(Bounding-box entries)

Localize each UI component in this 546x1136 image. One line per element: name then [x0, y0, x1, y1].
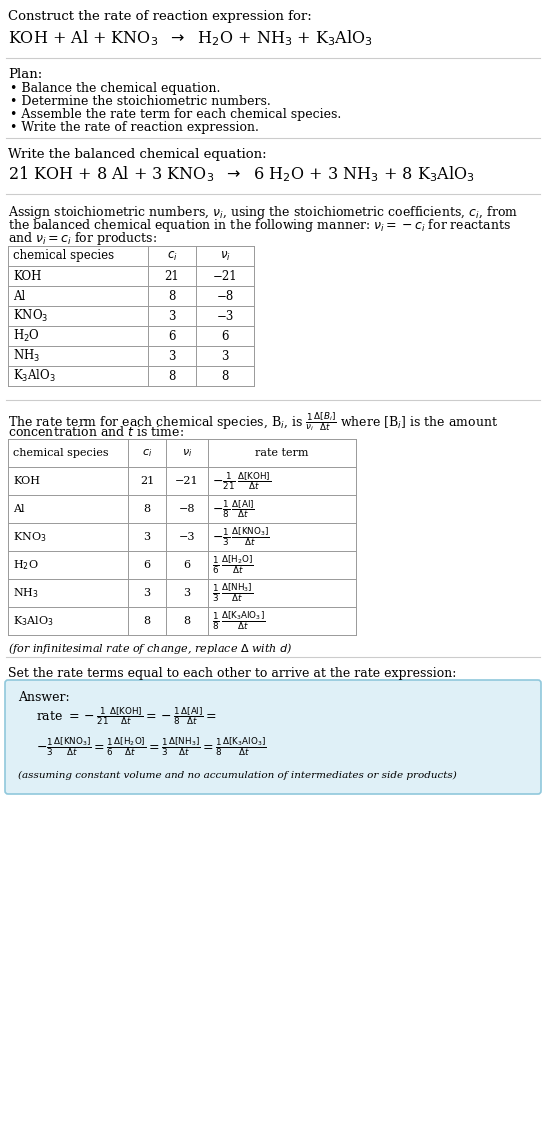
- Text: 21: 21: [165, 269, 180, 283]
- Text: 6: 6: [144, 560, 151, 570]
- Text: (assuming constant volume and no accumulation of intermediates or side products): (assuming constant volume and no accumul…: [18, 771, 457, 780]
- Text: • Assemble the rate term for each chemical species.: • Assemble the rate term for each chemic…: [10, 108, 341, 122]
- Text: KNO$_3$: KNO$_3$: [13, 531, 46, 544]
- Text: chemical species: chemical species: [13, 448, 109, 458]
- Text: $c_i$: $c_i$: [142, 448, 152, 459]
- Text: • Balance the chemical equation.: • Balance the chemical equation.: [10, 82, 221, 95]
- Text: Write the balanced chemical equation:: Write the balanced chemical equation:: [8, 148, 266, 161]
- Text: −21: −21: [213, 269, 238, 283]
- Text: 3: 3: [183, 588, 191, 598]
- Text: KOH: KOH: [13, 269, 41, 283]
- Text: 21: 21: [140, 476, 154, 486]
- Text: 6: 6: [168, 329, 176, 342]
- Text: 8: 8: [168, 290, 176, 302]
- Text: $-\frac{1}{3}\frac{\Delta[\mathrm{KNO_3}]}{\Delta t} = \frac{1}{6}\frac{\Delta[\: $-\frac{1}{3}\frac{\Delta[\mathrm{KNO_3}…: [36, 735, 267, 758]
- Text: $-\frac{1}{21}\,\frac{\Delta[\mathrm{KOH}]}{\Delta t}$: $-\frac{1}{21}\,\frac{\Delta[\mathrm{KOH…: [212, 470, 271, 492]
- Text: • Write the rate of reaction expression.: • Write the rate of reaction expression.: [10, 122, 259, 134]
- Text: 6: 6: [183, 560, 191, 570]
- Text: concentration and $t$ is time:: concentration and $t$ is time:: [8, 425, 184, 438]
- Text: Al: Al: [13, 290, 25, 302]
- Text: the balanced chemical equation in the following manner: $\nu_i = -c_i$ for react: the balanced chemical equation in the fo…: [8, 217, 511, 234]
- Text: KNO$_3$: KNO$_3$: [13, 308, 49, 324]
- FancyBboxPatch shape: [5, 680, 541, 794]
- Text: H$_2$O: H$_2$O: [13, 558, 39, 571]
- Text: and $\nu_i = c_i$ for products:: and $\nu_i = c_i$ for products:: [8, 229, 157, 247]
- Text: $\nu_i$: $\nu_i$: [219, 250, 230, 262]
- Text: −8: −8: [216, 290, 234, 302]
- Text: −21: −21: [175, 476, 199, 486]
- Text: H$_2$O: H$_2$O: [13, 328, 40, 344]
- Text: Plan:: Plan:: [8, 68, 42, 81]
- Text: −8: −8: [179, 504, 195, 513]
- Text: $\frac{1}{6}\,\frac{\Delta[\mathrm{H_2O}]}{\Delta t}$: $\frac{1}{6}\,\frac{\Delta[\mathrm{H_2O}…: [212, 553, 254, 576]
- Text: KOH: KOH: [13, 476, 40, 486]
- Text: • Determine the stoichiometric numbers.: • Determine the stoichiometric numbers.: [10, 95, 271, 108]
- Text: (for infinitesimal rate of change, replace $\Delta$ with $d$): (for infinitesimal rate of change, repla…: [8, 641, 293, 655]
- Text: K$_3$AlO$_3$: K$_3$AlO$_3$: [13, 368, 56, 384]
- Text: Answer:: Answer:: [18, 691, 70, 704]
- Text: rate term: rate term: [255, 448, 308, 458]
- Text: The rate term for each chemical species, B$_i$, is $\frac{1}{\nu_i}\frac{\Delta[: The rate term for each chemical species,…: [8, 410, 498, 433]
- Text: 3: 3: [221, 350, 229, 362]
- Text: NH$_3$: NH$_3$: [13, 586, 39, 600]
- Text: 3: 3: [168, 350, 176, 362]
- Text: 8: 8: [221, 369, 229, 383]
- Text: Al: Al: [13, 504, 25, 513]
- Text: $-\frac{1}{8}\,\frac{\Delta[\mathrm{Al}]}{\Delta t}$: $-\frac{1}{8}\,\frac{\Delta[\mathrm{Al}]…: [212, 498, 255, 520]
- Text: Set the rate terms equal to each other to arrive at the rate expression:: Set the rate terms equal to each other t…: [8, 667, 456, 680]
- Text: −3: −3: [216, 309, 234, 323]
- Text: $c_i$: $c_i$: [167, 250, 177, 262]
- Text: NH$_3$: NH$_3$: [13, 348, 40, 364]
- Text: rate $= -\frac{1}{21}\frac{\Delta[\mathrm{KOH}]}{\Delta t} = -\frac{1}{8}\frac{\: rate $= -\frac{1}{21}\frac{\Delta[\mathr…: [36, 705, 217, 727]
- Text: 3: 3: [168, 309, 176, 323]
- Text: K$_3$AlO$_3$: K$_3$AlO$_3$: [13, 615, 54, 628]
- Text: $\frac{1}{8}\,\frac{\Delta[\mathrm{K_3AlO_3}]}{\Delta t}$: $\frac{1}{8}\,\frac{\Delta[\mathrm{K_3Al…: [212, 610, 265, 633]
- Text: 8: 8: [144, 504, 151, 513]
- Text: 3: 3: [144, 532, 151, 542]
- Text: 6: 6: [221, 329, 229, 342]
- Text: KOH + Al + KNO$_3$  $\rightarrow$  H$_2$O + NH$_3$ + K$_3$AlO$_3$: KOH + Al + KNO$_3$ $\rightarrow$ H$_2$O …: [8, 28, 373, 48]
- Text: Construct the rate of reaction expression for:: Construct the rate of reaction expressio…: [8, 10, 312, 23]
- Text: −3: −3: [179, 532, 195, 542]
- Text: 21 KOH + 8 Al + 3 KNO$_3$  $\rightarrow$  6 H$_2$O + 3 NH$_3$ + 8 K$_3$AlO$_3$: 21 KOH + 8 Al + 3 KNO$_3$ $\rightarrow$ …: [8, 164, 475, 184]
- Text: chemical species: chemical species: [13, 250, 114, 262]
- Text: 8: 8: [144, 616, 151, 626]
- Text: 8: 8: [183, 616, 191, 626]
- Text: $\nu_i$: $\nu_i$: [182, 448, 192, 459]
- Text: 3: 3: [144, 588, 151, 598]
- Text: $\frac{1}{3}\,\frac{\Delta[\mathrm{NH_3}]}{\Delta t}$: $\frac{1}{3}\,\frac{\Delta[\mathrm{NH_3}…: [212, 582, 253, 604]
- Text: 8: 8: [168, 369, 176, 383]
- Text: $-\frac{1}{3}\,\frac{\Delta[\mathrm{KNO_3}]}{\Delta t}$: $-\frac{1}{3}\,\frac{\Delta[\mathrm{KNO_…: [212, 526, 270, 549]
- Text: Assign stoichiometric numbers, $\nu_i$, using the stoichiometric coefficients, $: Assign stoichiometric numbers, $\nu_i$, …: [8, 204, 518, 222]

What is being asked
Please locate every line in the records above that contains the string "balanced", and copy each of those lines in full.

Result of the task
- Text: Write the balanced chemical equation:: Write the balanced chemical equation:: [8, 148, 266, 161]
- Text: the balanced chemical equation in the following manner: $\nu_i = -c_i$ for react: the balanced chemical equation in the fo…: [8, 217, 511, 234]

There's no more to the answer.